-- START DATA FOR THE TASK --

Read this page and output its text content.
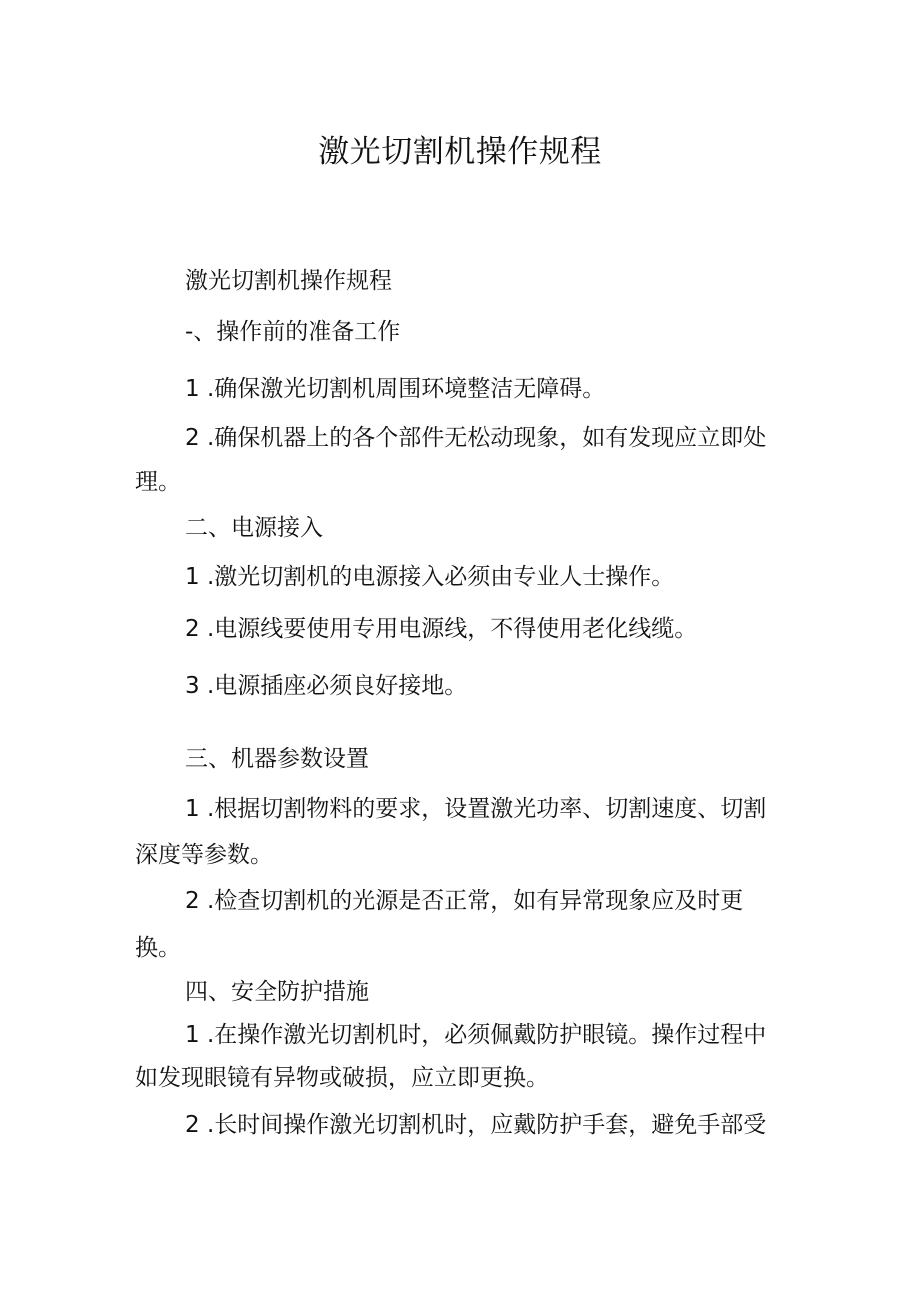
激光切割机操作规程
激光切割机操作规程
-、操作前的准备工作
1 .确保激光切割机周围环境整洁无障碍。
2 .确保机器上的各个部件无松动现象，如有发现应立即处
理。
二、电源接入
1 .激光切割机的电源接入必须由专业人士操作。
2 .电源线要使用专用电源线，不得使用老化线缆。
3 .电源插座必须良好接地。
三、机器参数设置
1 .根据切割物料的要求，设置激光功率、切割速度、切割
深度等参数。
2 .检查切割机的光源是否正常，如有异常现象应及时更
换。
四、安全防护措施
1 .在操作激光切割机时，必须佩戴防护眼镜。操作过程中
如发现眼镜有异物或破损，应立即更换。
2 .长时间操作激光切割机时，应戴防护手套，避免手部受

-- END DATA FOR THE TASK --

#### PROBLEM STATEMENT:
Copy every entry exactly as written. Pictures are excluded.

#### OUTPUT OF THE EXERCISE:
Read this page and output its text content.
激光切割机操作规程
激光切割机操作规程
-、操作前的准备工作
1 .确保激光切割机周围环境整洁无障碍。
2 .确保机器上的各个部件无松动现象，如有发现应立即处
理。
二、电源接入
1 .激光切割机的电源接入必须由专业人士操作。
2 .电源线要使用专用电源线，不得使用老化线缆。
3 .电源插座必须良好接地。
三、机器参数设置
1 .根据切割物料的要求，设置激光功率、切割速度、切割
深度等参数。
2 .检查切割机的光源是否正常，如有异常现象应及时更
换。
四、安全防护措施
1 .在操作激光切割机时，必须佩戴防护眼镜。操作过程中
如发现眼镜有异物或破损，应立即更换。
2 .长时间操作激光切割机时，应戴防护手套，避免手部受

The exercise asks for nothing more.